What follows is a set of records, each of which is to be written out exactly.

#### Records from a data source:
------------------------------------

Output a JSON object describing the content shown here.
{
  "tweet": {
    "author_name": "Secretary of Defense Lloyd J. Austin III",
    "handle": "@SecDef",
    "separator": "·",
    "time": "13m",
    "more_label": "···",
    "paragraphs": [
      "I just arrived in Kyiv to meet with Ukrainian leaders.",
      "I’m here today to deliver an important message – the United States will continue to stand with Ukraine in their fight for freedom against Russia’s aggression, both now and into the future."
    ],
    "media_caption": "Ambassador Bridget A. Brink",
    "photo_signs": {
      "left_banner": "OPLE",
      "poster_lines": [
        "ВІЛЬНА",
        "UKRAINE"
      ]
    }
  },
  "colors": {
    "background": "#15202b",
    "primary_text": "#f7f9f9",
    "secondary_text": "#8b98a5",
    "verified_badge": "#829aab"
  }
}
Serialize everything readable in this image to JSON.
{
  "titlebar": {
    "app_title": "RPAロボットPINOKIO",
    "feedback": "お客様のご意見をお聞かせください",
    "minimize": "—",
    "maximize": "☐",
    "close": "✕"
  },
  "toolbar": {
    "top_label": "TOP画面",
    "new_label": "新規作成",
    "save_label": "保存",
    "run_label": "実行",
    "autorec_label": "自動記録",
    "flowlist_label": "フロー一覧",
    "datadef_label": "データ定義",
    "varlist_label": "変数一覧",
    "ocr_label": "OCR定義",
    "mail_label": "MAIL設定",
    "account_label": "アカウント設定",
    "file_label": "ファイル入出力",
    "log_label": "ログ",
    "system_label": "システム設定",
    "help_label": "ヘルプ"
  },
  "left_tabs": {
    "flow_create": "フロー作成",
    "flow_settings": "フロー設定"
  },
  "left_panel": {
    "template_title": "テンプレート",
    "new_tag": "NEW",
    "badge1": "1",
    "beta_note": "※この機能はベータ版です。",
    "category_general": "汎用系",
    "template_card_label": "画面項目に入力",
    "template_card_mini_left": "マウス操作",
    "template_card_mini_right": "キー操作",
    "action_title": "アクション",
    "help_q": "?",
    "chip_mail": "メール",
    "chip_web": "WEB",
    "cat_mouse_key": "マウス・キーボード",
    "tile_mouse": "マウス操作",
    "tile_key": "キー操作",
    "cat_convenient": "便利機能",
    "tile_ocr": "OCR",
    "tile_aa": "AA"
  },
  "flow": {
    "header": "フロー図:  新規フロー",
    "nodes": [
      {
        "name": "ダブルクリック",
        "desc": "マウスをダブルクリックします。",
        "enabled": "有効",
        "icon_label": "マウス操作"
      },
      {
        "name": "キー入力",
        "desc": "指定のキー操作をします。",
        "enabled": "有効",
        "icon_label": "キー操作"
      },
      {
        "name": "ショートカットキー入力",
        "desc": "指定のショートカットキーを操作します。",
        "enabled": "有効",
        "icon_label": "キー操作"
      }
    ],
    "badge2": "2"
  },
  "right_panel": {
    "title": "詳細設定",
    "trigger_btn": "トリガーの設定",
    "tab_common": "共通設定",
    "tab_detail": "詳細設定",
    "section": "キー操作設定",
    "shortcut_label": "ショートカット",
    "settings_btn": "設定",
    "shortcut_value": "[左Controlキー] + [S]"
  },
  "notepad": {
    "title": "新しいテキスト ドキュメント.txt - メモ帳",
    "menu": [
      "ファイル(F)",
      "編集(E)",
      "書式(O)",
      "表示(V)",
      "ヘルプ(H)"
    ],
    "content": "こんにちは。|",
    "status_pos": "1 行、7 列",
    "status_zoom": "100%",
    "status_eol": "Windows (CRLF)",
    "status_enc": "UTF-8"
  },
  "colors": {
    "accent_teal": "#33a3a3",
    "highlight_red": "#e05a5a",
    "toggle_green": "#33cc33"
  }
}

------------------------------------

#### RESULT:
Output a JSON object describing the content shown here.
{
  "tweet": {
    "author_name": "Secretary of Defense Lloyd J. Austin III",
    "handle": "@SecDef",
    "separator": "·",
    "time": "13m",
    "more_label": "···",
    "paragraphs": [
      "I just arrived in Kyiv to meet with Ukrainian leaders.",
      "I’m here today to deliver an important message – the United States will continue to stand with Ukraine in their fight for freedom against Russia’s aggression, both now and into the future."
    ],
    "media_caption": "Ambassador Bridget A. Brink",
    "photo_signs": {
      "left_banner": "OPLE",
      "poster_lines": [
        "ВІЛЬНА",
        "UKRAINE"
      ]
    }
  },
  "colors": {
    "background": "#15202b",
    "primary_text": "#f7f9f9",
    "secondary_text": "#8b98a5",
    "verified_badge": "#829aab"
  }
}
Serialize everything readable in this image to JSON.
{
  "titlebar": {
    "app_title": "RPAロボットPINOKIO",
    "feedback": "お客様のご意見をお聞かせください",
    "minimize": "—",
    "maximize": "☐",
    "close": "✕"
  },
  "toolbar": {
    "top_label": "TOP画面",
    "new_label": "新規作成",
    "save_label": "保存",
    "run_label": "実行",
    "autorec_label": "自動記録",
    "flowlist_label": "フロー一覧",
    "datadef_label": "データ定義",
    "varlist_label": "変数一覧",
    "ocr_label": "OCR定義",
    "mail_label": "MAIL設定",
    "account_label": "アカウント設定",
    "file_label": "ファイル入出力",
    "log_label": "ログ",
    "system_label": "システム設定",
    "help_label": "ヘルプ"
  },
  "left_tabs": {
    "flow_create": "フロー作成",
    "flow_settings": "フロー設定"
  },
  "left_panel": {
    "template_title": "テンプレート",
    "new_tag": "NEW",
    "badge1": "1",
    "beta_note": "※この機能はベータ版です。",
    "category_general": "汎用系",
    "template_card_label": "画面項目に入力",
    "template_card_mini_left": "マウス操作",
    "template_card_mini_right": "キー操作",
    "action_title": "アクション",
    "help_q": "?",
    "chip_mail": "メール",
    "chip_web": "WEB",
    "cat_mouse_key": "マウス・キーボード",
    "tile_mouse": "マウス操作",
    "tile_key": "キー操作",
    "cat_convenient": "便利機能",
    "tile_ocr": "OCR",
    "tile_aa": "AA"
  },
  "flow": {
    "header": "フロー図:  新規フロー",
    "nodes": [
      {
        "name": "ダブルクリック",
        "desc": "マウスをダブルクリックします。",
        "enabled": "有効",
        "icon_label": "マウス操作"
      },
      {
        "name": "キー入力",
        "desc": "指定のキー操作をします。",
        "enabled": "有効",
        "icon_label": "キー操作"
      },
      {
        "name": "ショートカットキー入力",
        "desc": "指定のショートカットキーを操作します。",
        "enabled": "有効",
        "icon_label": "キー操作"
      }
    ],
    "badge2": "2"
  },
  "right_panel": {
    "title": "詳細設定",
    "trigger_btn": "トリガーの設定",
    "tab_common": "共通設定",
    "tab_detail": "詳細設定",
    "section": "キー操作設定",
    "shortcut_label": "ショートカット",
    "settings_btn": "設定",
    "shortcut_value": "[左Controlキー] + [S]"
  },
  "notepad": {
    "title": "新しいテキスト ドキュメント.txt - メモ帳",
    "menu": [
      "ファイル(F)",
      "編集(E)",
      "書式(O)",
      "表示(V)",
      "ヘルプ(H)"
    ],
    "content": "こんにちは。|",
    "status_pos": "1 行、7 列",
    "status_zoom": "100%",
    "status_eol": "Windows (CRLF)",
    "status_enc": "UTF-8"
  },
  "colors": {
    "accent_teal": "#33a3a3",
    "highlight_red": "#e05a5a",
    "toggle_green": "#33cc33"
  }
}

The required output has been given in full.